(Figure data in JSON)
* Begin *

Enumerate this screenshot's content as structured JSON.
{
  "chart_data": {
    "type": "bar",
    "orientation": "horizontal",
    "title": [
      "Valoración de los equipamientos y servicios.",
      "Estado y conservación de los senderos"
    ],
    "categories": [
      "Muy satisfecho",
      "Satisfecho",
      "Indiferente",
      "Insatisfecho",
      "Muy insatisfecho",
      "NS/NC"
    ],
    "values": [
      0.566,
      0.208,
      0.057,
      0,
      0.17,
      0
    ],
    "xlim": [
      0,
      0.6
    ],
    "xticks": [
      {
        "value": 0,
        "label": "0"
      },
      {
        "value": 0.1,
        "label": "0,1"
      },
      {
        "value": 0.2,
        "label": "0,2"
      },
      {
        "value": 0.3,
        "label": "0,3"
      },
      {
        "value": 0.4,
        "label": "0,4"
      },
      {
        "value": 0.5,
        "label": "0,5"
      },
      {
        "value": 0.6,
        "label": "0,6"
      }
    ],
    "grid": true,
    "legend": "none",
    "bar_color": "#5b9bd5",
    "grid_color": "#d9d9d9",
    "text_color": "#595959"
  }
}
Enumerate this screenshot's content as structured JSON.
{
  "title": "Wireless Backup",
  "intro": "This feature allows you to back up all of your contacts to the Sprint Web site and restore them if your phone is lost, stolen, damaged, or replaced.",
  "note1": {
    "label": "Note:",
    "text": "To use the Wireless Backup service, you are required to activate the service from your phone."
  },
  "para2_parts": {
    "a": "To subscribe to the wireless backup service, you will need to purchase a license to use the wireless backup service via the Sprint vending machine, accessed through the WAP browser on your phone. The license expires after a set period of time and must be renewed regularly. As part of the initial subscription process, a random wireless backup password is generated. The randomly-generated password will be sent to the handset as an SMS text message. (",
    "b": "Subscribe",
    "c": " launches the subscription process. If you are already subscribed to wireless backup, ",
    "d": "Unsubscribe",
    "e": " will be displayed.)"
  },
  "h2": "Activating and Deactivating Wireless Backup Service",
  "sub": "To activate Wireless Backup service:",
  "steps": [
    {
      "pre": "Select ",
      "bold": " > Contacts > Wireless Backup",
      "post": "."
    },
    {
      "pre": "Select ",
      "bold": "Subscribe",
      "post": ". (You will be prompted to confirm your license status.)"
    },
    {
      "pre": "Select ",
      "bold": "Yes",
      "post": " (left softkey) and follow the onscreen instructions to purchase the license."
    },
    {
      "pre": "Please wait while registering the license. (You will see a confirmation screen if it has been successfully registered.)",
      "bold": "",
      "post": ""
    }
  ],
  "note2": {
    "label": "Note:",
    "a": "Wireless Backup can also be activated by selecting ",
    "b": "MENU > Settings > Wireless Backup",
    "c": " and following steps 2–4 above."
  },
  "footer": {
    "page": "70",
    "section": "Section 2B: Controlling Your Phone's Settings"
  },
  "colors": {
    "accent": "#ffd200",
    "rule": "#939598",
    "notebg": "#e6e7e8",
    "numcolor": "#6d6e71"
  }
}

* End *

- _To do_: Look for "steps" and pull out every line that has it.

- _Result of this task_:
  "steps": [
    "c": " and following steps 2–4 above."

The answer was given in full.